--- Start of Supplied material ---
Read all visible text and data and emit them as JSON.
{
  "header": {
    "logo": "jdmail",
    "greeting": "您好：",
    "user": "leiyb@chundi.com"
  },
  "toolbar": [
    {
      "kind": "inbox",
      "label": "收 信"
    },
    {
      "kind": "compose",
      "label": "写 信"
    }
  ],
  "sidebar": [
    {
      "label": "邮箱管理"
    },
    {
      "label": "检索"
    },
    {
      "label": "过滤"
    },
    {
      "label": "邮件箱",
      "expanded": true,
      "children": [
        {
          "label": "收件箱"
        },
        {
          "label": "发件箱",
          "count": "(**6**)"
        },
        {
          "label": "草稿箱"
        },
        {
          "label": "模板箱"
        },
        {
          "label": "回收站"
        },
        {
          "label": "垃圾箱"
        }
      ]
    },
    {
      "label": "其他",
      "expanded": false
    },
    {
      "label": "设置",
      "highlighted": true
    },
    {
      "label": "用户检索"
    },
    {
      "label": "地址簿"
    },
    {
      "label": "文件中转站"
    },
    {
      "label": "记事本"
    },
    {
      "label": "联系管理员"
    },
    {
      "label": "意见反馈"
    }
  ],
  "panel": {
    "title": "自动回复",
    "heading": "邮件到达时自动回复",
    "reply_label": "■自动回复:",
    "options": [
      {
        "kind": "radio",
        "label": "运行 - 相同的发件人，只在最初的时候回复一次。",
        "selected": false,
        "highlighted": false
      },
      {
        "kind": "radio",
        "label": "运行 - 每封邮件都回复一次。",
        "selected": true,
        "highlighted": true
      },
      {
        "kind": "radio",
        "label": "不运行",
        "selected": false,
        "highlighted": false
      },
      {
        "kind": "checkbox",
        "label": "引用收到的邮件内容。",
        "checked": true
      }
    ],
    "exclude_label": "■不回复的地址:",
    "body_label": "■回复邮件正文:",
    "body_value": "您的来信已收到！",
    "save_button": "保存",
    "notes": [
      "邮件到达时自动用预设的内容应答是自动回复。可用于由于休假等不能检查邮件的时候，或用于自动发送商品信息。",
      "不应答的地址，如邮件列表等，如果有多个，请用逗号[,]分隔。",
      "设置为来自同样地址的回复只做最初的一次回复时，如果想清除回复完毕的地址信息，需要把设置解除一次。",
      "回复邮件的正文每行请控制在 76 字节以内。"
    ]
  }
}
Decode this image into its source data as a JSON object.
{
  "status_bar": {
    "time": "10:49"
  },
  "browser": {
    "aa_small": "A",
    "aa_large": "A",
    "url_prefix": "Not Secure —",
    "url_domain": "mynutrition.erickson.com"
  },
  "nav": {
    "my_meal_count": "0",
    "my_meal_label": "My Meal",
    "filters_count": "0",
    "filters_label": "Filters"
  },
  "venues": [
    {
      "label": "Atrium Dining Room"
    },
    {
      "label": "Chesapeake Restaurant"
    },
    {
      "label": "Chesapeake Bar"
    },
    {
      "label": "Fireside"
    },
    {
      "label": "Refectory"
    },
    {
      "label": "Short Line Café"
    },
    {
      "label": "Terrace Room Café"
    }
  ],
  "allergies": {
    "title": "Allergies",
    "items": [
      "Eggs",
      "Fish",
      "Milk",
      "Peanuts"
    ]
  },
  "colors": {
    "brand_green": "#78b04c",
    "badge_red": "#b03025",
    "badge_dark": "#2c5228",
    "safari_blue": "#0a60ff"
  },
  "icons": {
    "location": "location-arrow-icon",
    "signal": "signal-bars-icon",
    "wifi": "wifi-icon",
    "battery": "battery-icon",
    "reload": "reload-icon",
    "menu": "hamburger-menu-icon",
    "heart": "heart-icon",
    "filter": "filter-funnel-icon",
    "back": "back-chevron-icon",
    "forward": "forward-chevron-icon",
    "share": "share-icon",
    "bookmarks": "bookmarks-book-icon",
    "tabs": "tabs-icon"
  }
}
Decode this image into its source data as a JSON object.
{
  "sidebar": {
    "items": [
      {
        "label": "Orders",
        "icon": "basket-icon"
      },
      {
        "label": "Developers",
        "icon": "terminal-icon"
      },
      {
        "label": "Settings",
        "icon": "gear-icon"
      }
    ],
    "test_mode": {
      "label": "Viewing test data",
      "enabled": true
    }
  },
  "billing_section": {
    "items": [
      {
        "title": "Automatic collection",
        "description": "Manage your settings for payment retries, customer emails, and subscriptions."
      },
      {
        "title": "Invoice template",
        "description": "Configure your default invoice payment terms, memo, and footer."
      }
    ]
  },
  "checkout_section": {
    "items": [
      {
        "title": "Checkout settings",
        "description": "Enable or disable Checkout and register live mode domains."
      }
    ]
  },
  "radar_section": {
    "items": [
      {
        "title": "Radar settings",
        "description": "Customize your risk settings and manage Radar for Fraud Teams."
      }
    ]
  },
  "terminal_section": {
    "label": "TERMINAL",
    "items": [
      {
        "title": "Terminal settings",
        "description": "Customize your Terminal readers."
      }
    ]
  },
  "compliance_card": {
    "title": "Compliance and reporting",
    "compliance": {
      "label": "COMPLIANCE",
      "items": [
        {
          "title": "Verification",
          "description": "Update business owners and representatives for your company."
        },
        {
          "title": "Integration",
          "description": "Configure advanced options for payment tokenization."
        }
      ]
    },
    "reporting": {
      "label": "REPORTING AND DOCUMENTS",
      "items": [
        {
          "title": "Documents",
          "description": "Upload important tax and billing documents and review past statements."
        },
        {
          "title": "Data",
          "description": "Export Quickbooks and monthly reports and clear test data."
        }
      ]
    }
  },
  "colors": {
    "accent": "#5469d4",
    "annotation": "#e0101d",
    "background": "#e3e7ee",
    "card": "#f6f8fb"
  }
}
--- End of Supplied material ---
- What is needed -
Go through the listing and copy all of it exactly.

- Answer -
Read all visible text and data and emit them as JSON.
{
  "header": {
    "logo": "jdmail",
    "greeting": "您好：",
    "user": "leiyb@chundi.com"
  },
  "toolbar": [
    {
      "kind": "inbox",
      "label": "收 信"
    },
    {
      "kind": "compose",
      "label": "写 信"
    }
  ],
  "sidebar": [
    {
      "label": "邮箱管理"
    },
    {
      "label": "检索"
    },
    {
      "label": "过滤"
    },
    {
      "label": "邮件箱",
      "expanded": true,
      "children": [
        {
          "label": "收件箱"
        },
        {
          "label": "发件箱",
          "count": "(**6**)"
        },
        {
          "label": "草稿箱"
        },
        {
          "label": "模板箱"
        },
        {
          "label": "回收站"
        },
        {
          "label": "垃圾箱"
        }
      ]
    },
    {
      "label": "其他",
      "expanded": false
    },
    {
      "label": "设置",
      "highlighted": true
    },
    {
      "label": "用户检索"
    },
    {
      "label": "地址簿"
    },
    {
      "label": "文件中转站"
    },
    {
      "label": "记事本"
    },
    {
      "label": "联系管理员"
    },
    {
      "label": "意见反馈"
    }
  ],
  "panel": {
    "title": "自动回复",
    "heading": "邮件到达时自动回复",
    "reply_label": "■自动回复:",
    "options": [
      {
        "kind": "radio",
        "label": "运行 - 相同的发件人，只在最初的时候回复一次。",
        "selected": false,
        "highlighted": false
      },
      {
        "kind": "radio",
        "label": "运行 - 每封邮件都回复一次。",
        "selected": true,
        "highlighted": true
      },
      {
        "kind": "radio",
        "label": "不运行",
        "selected": false,
        "highlighted": false
      },
      {
        "kind": "checkbox",
        "label": "引用收到的邮件内容。",
        "checked": true
      }
    ],
    "exclude_label": "■不回复的地址:",
    "body_label": "■回复邮件正文:",
    "body_value": "您的来信已收到！",
    "save_button": "保存",
    "notes": [
      "邮件到达时自动用预设的内容应答是自动回复。可用于由于休假等不能检查邮件的时候，或用于自动发送商品信息。",
      "不应答的地址，如邮件列表等，如果有多个，请用逗号[,]分隔。",
      "设置为来自同样地址的回复只做最初的一次回复时，如果想清除回复完毕的地址信息，需要把设置解除一次。",
      "回复邮件的正文每行请控制在 76 字节以内。"
    ]
  }
}
Decode this image into its source data as a JSON object.
{
  "status_bar": {
    "time": "10:49"
  },
  "browser": {
    "aa_small": "A",
    "aa_large": "A",
    "url_prefix": "Not Secure —",
    "url_domain": "mynutrition.erickson.com"
  },
  "nav": {
    "my_meal_count": "0",
    "my_meal_label": "My Meal",
    "filters_count": "0",
    "filters_label": "Filters"
  },
  "venues": [
    {
      "label": "Atrium Dining Room"
    },
    {
      "label": "Chesapeake Restaurant"
    },
    {
      "label": "Chesapeake Bar"
    },
    {
      "label": "Fireside"
    },
    {
      "label": "Refectory"
    },
    {
      "label": "Short Line Café"
    },
    {
      "label": "Terrace Room Café"
    }
  ],
  "allergies": {
    "title": "Allergies",
    "items": [
      "Eggs",
      "Fish",
      "Milk",
      "Peanuts"
    ]
  },
  "colors": {
    "brand_green": "#78b04c",
    "badge_red": "#b03025",
    "badge_dark": "#2c5228",
    "safari_blue": "#0a60ff"
  },
  "icons": {
    "location": "location-arrow-icon",
    "signal": "signal-bars-icon",
    "wifi": "wifi-icon",
    "battery": "battery-icon",
    "reload": "reload-icon",
    "menu": "hamburger-menu-icon",
    "heart": "heart-icon",
    "filter": "filter-funnel-icon",
    "back": "back-chevron-icon",
    "forward": "forward-chevron-icon",
    "share": "share-icon",
    "bookmarks": "bookmarks-book-icon",
    "tabs": "tabs-icon"
  }
}
Decode this image into its source data as a JSON object.
{
  "sidebar": {
    "items": [
      {
        "label": "Orders",
        "icon": "basket-icon"
      },
      {
        "label": "Developers",
        "icon": "terminal-icon"
      },
      {
        "label": "Settings",
        "icon": "gear-icon"
      }
    ],
    "test_mode": {
      "label": "Viewing test data",
      "enabled": true
    }
  },
  "billing_section": {
    "items": [
      {
        "title": "Automatic collection",
        "description": "Manage your settings for payment retries, customer emails, and subscriptions."
      },
      {
        "title": "Invoice template",
        "description": "Configure your default invoice payment terms, memo, and footer."
      }
    ]
  },
  "checkout_section": {
    "items": [
      {
        "title": "Checkout settings",
        "description": "Enable or disable Checkout and register live mode domains."
      }
    ]
  },
  "radar_section": {
    "items": [
      {
        "title": "Radar settings",
        "description": "Customize your risk settings and manage Radar for Fraud Teams."
      }
    ]
  },
  "terminal_section": {
    "label": "TERMINAL",
    "items": [
      {
        "title": "Terminal settings",
        "description": "Customize your Terminal readers."
      }
    ]
  },
  "compliance_card": {
    "title": "Compliance and reporting",
    "compliance": {
      "label": "COMPLIANCE",
      "items": [
        {
          "title": "Verification",
          "description": "Update business owners and representatives for your company."
        },
        {
          "title": "Integration",
          "description": "Configure advanced options for payment tokenization."
        }
      ]
    },
    "reporting": {
      "label": "REPORTING AND DOCUMENTS",
      "items": [
        {
          "title": "Documents",
          "description": "Upload important tax and billing documents and review past statements."
        },
        {
          "title": "Data",
          "description": "Export Quickbooks and monthly reports and clear test data."
        }
      ]
    }
  },
  "colors": {
    "accent": "#5469d4",
    "annotation": "#e0101d",
    "background": "#e3e7ee",
    "card": "#f6f8fb"
  }
}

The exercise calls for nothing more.